[start]

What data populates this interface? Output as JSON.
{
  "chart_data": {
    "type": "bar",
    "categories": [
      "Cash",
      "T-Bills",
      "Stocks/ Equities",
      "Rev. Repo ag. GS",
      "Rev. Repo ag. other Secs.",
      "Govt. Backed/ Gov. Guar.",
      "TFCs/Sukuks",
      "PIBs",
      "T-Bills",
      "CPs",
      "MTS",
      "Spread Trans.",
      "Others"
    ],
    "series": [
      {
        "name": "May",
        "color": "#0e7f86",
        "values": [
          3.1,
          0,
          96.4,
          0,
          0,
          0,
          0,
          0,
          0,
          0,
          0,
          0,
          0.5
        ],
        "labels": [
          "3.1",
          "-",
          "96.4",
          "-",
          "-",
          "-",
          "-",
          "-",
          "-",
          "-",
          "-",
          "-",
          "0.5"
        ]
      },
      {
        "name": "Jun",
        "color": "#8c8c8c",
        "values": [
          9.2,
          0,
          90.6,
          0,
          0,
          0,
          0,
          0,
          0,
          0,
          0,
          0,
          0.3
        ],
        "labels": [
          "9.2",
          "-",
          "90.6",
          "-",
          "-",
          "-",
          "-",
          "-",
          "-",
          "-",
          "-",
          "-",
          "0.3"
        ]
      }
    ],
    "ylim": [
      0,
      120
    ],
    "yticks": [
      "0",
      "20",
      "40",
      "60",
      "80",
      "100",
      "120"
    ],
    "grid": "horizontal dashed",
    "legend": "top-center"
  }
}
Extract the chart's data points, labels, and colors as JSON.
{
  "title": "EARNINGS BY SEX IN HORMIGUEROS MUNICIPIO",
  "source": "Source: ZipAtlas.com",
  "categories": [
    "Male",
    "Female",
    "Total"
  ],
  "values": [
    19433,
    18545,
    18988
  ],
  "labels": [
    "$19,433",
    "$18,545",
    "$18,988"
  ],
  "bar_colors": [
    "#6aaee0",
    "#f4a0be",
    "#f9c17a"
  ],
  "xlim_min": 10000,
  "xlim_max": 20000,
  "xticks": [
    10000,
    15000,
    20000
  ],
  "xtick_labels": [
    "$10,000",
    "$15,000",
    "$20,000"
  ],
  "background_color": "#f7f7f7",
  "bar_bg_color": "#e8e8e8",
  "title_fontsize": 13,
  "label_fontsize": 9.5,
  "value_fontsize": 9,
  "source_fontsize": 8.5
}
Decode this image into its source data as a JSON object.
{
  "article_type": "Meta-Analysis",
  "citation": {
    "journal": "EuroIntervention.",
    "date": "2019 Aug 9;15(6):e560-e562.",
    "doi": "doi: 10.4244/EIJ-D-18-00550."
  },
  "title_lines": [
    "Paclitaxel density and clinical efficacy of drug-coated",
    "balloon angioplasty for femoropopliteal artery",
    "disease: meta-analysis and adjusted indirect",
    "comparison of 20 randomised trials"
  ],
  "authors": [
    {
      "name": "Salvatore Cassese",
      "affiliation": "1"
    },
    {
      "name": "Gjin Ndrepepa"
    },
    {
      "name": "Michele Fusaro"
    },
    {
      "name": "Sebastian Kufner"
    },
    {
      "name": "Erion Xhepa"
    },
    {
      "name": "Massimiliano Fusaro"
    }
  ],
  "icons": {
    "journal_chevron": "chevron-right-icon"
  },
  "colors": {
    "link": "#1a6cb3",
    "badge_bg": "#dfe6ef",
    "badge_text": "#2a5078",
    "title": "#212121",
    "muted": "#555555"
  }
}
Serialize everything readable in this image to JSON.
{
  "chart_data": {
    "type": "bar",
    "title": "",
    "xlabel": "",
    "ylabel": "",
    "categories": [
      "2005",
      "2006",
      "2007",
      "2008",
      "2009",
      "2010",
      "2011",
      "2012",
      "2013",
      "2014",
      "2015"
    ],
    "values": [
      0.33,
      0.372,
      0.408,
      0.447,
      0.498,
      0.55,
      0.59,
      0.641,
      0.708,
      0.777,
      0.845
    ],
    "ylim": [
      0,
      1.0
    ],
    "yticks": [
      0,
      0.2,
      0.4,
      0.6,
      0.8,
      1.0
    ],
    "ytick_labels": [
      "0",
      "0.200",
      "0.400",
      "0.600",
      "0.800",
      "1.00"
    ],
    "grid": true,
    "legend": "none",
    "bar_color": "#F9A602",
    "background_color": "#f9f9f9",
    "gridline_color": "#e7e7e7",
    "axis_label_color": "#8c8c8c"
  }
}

[end]

__Directive__. Only the lines from the one containing "Decode this image" to the end of the records should be repeated, exactly as they appear.

__Written solution__.
Decode this image into its source data as a JSON object.
{
  "article_type": "Meta-Analysis",
  "citation": {
    "journal": "EuroIntervention.",
    "date": "2019 Aug 9;15(6):e560-e562.",
    "doi": "doi: 10.4244/EIJ-D-18-00550."
  },
  "title_lines": [
    "Paclitaxel density and clinical efficacy of drug-coated",
    "balloon angioplasty for femoropopliteal artery",
    "disease: meta-analysis and adjusted indirect",
    "comparison of 20 randomised trials"
  ],
  "authors": [
    {
      "name": "Salvatore Cassese",
      "affiliation": "1"
    },
    {
      "name": "Gjin Ndrepepa"
    },
    {
      "name": "Michele Fusaro"
    },
    {
      "name": "Sebastian Kufner"
    },
    {
      "name": "Erion Xhepa"
    },
    {
      "name": "Massimiliano Fusaro"
    }
  ],
  "icons": {
    "journal_chevron": "chevron-right-icon"
  },
  "colors": {
    "link": "#1a6cb3",
    "badge_bg": "#dfe6ef",
    "badge_text": "#2a5078",
    "title": "#212121",
    "muted": "#555555"
  }
}
Serialize everything readable in this image to JSON.
{
  "chart_data": {
    "type": "bar",
    "title": "",
    "xlabel": "",
    "ylabel": "",
    "categories": [
      "2005",
      "2006",
      "2007",
      "2008",
      "2009",
      "2010",
      "2011",
      "2012",
      "2013",
      "2014",
      "2015"
    ],
    "values": [
      0.33,
      0.372,
      0.408,
      0.447,
      0.498,
      0.55,
      0.59,
      0.641,
      0.708,
      0.777,
      0.845
    ],
    "ylim": [
      0,
      1.0
    ],
    "yticks": [
      0,
      0.2,
      0.4,
      0.6,
      0.8,
      1.0
    ],
    "ytick_labels": [
      "0",
      "0.200",
      "0.400",
      "0.600",
      "0.800",
      "1.00"
    ],
    "grid": true,
    "legend": "none",
    "bar_color": "#F9A602",
    "background_color": "#f9f9f9",
    "gridline_color": "#e7e7e7",
    "axis_label_color": "#8c8c8c"
  }
}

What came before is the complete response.